--- Start Recorded data ---

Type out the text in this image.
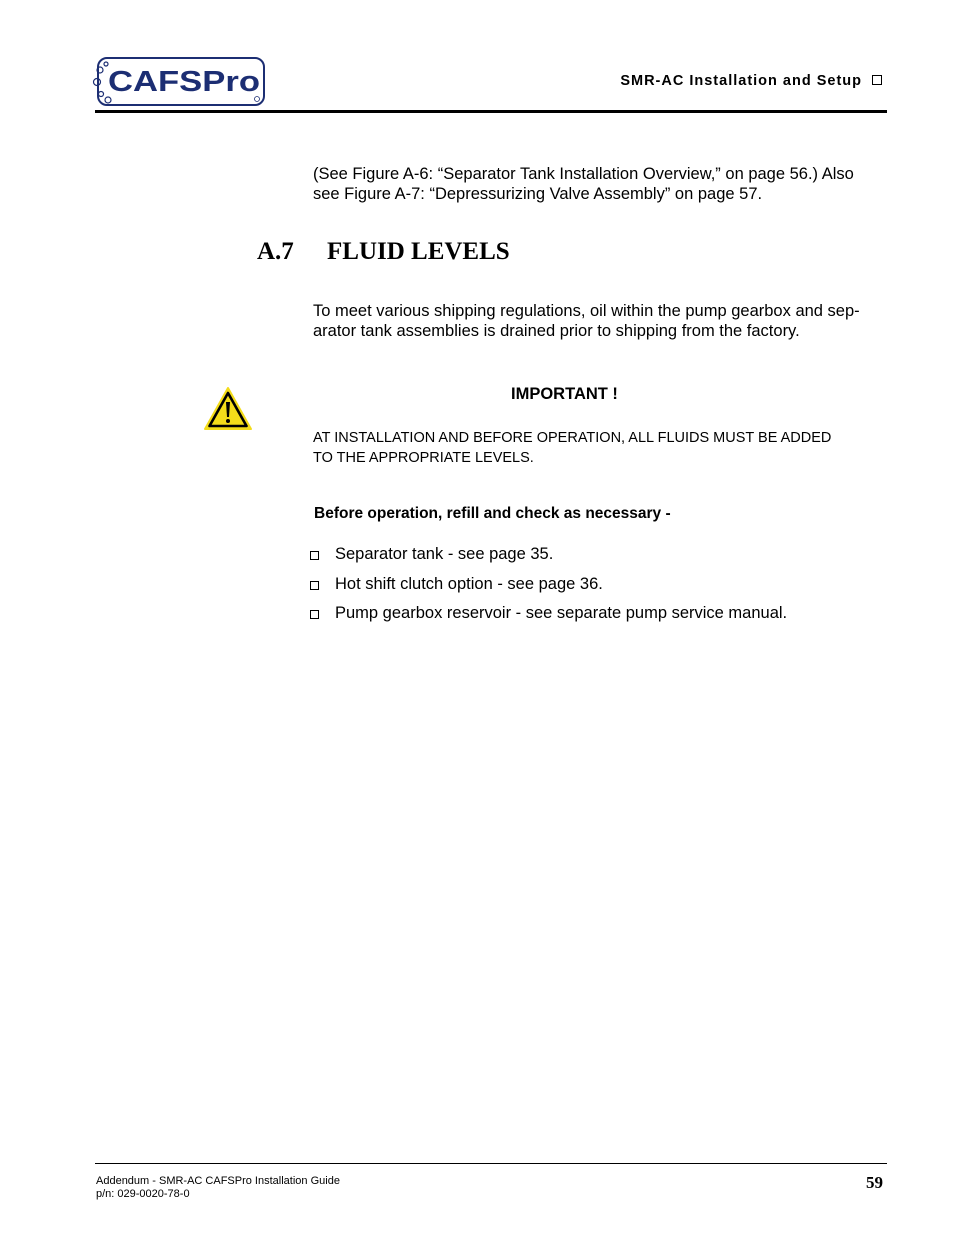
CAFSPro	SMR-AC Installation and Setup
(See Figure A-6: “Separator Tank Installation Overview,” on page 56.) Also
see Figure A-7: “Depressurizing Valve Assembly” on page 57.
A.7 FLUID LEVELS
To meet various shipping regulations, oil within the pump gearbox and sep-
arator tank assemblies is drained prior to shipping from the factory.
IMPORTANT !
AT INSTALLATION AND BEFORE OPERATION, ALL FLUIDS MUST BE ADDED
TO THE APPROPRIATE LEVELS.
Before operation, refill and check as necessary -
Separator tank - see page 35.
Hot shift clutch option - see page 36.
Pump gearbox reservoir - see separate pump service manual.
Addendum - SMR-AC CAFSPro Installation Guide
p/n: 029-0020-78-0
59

--- End Recorded data ---

### [Problem]
Every line above should be returned word for word, with the pictures left behind.

### [Solution to this exercise]
Type out the text in this image.
CAFSPro	SMR-AC Installation and Setup
(See Figure A-6: “Separator Tank Installation Overview,” on page 56.) Also
see Figure A-7: “Depressurizing Valve Assembly” on page 57.
A.7 FLUID LEVELS
To meet various shipping regulations, oil within the pump gearbox and sep-
arator tank assemblies is drained prior to shipping from the factory.
IMPORTANT !
AT INSTALLATION AND BEFORE OPERATION, ALL FLUIDS MUST BE ADDED
TO THE APPROPRIATE LEVELS.
Before operation, refill and check as necessary -
Separator tank - see page 35.
Hot shift clutch option - see page 36.
Pump gearbox reservoir - see separate pump service manual.
Addendum - SMR-AC CAFSPro Installation Guide
p/n: 029-0020-78-0
59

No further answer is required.